Aim
All of the listing below must be repeated word for word. Pictures are the only thing to omit.

(Figure collection entries)
** BEGIN **

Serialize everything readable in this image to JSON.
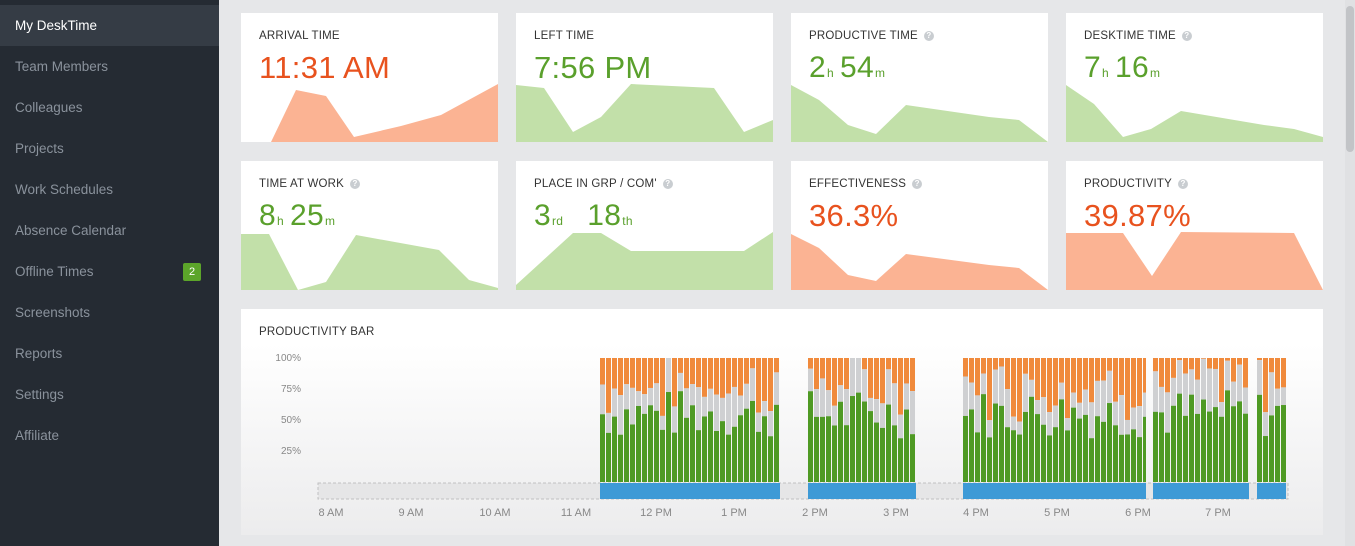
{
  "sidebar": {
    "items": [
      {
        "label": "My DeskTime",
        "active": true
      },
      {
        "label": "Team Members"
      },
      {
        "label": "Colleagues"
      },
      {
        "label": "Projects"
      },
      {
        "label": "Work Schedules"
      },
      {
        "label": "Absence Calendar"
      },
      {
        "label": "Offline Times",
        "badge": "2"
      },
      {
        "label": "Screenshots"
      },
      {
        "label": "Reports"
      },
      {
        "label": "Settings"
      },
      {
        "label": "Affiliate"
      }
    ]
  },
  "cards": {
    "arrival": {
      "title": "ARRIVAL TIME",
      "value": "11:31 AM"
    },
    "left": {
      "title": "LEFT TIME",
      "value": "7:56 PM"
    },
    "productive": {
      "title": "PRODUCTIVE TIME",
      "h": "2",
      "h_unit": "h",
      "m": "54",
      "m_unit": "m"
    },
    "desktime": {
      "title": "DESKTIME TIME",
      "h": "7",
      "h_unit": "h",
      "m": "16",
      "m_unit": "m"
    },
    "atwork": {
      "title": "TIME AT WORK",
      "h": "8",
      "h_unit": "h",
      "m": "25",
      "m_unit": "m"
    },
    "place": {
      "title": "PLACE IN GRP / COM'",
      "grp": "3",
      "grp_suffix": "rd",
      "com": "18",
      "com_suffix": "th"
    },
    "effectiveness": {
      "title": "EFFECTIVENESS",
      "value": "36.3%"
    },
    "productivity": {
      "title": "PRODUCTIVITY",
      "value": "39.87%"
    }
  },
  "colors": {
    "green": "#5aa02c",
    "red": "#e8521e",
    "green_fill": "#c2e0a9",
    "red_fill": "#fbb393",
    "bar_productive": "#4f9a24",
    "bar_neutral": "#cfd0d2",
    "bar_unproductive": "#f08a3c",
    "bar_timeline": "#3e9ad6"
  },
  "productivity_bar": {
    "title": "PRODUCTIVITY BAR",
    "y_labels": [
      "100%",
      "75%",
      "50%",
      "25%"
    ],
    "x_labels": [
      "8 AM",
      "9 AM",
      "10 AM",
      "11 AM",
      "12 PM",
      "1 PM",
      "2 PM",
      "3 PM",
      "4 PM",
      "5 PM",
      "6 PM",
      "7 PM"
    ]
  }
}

** END **

The completed task
Serialize everything readable in this image to JSON.
{
  "sidebar": {
    "items": [
      {
        "label": "My DeskTime",
        "active": true
      },
      {
        "label": "Team Members"
      },
      {
        "label": "Colleagues"
      },
      {
        "label": "Projects"
      },
      {
        "label": "Work Schedules"
      },
      {
        "label": "Absence Calendar"
      },
      {
        "label": "Offline Times",
        "badge": "2"
      },
      {
        "label": "Screenshots"
      },
      {
        "label": "Reports"
      },
      {
        "label": "Settings"
      },
      {
        "label": "Affiliate"
      }
    ]
  },
  "cards": {
    "arrival": {
      "title": "ARRIVAL TIME",
      "value": "11:31 AM"
    },
    "left": {
      "title": "LEFT TIME",
      "value": "7:56 PM"
    },
    "productive": {
      "title": "PRODUCTIVE TIME",
      "h": "2",
      "h_unit": "h",
      "m": "54",
      "m_unit": "m"
    },
    "desktime": {
      "title": "DESKTIME TIME",
      "h": "7",
      "h_unit": "h",
      "m": "16",
      "m_unit": "m"
    },
    "atwork": {
      "title": "TIME AT WORK",
      "h": "8",
      "h_unit": "h",
      "m": "25",
      "m_unit": "m"
    },
    "place": {
      "title": "PLACE IN GRP / COM'",
      "grp": "3",
      "grp_suffix": "rd",
      "com": "18",
      "com_suffix": "th"
    },
    "effectiveness": {
      "title": "EFFECTIVENESS",
      "value": "36.3%"
    },
    "productivity": {
      "title": "PRODUCTIVITY",
      "value": "39.87%"
    }
  },
  "colors": {
    "green": "#5aa02c",
    "red": "#e8521e",
    "green_fill": "#c2e0a9",
    "red_fill": "#fbb393",
    "bar_productive": "#4f9a24",
    "bar_neutral": "#cfd0d2",
    "bar_unproductive": "#f08a3c",
    "bar_timeline": "#3e9ad6"
  },
  "productivity_bar": {
    "title": "PRODUCTIVITY BAR",
    "y_labels": [
      "100%",
      "75%",
      "50%",
      "25%"
    ],
    "x_labels": [
      "8 AM",
      "9 AM",
      "10 AM",
      "11 AM",
      "12 PM",
      "1 PM",
      "2 PM",
      "3 PM",
      "4 PM",
      "5 PM",
      "6 PM",
      "7 PM"
    ]
  }
}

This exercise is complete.